PROBLEM TO WORK ON.
In the data below, find every line that has the string "باید", and copy it.

Data listing:

======

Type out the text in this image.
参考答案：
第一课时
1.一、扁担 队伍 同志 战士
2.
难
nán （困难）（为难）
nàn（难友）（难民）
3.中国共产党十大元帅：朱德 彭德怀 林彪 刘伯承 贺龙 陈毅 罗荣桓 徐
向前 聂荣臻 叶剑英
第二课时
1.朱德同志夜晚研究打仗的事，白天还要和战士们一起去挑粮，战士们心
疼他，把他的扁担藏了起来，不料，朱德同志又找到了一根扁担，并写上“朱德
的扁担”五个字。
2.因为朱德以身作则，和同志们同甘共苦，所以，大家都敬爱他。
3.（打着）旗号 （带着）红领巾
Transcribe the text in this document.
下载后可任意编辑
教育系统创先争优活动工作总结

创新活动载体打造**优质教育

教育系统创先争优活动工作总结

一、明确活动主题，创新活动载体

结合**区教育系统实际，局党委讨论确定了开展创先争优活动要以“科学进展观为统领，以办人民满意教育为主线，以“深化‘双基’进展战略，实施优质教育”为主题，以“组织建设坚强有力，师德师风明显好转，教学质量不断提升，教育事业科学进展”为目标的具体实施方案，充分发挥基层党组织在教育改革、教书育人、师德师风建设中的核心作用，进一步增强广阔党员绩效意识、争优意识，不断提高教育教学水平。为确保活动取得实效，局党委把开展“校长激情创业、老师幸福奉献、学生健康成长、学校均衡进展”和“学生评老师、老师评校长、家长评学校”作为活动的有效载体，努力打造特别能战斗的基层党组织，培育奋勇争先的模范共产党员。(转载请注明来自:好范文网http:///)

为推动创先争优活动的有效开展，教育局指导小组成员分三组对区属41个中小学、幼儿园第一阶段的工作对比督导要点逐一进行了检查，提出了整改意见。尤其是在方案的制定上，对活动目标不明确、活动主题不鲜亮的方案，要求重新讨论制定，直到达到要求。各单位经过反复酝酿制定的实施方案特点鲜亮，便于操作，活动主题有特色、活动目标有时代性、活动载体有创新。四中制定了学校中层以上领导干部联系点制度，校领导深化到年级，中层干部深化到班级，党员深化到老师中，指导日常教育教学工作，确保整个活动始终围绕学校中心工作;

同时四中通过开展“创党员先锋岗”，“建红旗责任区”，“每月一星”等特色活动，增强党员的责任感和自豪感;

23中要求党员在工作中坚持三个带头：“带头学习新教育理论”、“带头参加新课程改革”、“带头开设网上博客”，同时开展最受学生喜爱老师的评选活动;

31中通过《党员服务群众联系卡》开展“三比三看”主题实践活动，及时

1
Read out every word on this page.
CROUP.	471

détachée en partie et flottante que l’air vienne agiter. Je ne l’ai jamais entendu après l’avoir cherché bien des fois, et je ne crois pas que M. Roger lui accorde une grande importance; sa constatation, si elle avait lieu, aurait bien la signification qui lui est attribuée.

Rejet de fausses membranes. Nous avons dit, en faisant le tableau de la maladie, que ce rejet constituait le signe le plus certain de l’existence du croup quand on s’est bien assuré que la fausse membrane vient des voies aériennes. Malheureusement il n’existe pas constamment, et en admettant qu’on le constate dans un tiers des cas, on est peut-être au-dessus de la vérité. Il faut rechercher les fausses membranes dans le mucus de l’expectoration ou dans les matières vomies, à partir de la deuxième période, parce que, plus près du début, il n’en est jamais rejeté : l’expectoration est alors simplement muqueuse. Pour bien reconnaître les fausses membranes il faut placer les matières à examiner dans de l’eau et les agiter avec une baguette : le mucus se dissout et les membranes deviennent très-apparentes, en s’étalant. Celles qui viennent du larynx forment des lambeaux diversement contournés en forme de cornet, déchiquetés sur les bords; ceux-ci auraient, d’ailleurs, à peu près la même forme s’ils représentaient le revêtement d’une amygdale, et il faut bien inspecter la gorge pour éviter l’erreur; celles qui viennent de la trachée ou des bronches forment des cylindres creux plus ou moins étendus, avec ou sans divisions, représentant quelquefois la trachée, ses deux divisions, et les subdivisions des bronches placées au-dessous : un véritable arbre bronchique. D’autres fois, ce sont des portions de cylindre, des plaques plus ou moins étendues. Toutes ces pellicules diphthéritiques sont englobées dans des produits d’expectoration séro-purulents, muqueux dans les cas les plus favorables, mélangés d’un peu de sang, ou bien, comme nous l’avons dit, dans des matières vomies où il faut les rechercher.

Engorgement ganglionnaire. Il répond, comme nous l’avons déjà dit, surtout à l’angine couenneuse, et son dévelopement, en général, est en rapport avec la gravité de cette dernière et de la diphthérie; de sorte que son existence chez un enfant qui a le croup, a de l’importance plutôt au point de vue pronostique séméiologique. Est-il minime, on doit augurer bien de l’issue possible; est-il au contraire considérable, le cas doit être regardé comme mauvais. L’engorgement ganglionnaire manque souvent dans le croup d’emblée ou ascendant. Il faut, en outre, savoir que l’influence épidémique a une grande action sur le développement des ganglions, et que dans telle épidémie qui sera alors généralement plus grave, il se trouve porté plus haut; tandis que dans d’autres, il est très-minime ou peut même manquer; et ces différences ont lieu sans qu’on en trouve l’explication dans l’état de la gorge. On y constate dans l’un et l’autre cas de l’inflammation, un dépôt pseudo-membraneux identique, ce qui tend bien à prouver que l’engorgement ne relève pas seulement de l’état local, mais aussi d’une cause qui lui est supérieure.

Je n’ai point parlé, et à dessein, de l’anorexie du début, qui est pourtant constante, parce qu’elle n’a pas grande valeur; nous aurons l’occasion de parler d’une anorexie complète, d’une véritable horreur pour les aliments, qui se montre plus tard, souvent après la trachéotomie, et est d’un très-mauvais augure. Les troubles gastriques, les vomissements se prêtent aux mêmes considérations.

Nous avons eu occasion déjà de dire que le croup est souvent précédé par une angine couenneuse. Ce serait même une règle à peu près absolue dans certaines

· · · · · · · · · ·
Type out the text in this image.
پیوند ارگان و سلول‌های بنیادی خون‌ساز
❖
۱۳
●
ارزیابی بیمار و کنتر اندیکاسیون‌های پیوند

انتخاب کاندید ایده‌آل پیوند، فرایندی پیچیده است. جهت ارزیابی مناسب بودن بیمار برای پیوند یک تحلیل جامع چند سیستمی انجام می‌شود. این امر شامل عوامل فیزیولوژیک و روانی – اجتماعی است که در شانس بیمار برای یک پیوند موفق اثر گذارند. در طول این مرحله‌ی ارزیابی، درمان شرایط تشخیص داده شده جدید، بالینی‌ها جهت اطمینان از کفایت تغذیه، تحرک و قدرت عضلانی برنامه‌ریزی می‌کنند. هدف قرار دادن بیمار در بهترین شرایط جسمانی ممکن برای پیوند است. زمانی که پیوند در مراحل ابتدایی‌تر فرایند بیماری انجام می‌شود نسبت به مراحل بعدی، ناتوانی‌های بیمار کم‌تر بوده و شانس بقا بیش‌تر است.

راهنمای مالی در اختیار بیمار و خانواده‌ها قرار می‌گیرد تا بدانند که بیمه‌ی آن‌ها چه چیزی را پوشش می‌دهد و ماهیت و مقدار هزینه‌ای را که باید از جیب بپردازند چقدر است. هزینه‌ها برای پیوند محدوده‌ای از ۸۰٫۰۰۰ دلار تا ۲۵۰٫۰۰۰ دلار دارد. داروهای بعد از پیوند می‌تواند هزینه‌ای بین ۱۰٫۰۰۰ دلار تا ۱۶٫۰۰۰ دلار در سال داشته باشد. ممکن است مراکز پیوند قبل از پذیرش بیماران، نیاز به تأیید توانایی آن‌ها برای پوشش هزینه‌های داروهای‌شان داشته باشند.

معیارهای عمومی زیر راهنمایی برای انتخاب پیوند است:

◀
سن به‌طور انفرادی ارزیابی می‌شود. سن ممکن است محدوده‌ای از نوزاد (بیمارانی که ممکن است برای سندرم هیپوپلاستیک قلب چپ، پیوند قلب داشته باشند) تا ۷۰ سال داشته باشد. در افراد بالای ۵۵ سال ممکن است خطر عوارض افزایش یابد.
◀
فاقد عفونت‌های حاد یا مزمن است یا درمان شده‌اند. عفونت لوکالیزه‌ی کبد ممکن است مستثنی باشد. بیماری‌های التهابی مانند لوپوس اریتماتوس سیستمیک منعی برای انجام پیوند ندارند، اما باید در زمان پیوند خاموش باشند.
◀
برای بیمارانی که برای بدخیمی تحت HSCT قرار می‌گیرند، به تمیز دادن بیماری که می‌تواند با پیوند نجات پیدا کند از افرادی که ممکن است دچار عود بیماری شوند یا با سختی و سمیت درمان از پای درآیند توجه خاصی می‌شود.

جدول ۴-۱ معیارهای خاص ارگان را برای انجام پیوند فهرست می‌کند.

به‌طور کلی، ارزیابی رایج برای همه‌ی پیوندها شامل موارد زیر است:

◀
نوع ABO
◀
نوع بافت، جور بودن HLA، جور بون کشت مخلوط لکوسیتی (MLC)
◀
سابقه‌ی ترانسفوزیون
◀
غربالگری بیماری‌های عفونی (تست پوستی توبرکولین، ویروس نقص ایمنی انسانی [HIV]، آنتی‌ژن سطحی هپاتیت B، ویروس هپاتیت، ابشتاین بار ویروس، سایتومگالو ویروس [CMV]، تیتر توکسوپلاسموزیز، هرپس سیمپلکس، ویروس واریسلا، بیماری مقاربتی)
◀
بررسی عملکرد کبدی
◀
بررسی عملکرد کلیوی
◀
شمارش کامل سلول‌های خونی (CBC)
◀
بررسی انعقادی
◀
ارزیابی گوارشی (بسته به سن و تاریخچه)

======

RIGHT ANSWER.
راهنمای مالی در اختیار بیمار و خانواده‌ها قرار می‌گیرد تا بدانند که بیمه‌ی آن‌ها چه چیزی را پوشش می‌دهد و ماهیت و مقدار هزینه‌ای را که باید از جیب بپردازند چقدر است. هزینه‌ها برای پیوند محدوده‌ای از ۸۰٫۰۰۰ دلار تا ۲۵۰٫۰۰۰ دلار دارد. داروهای بعد از پیوند می‌تواند هزینه‌ای بین ۱۰٫۰۰۰ دلار تا ۱۶٫۰۰۰ دلار در سال داشته باشد. ممکن است مراکز پیوند قبل از پذیرش بیماران، نیاز به تأیید توانایی آن‌ها برای پوشش هزینه‌های داروهای‌شان داشته باشند.
فاقد عفونت‌های حاد یا مزمن است یا درمان شده‌اند. عفونت لوکالیزه‌ی کبد ممکن است مستثنی باشد. بیماری‌های التهابی مانند لوپوس اریتماتوس سیستمیک منعی برای انجام پیوند ندارند، اما باید در زمان پیوند خاموش باشند.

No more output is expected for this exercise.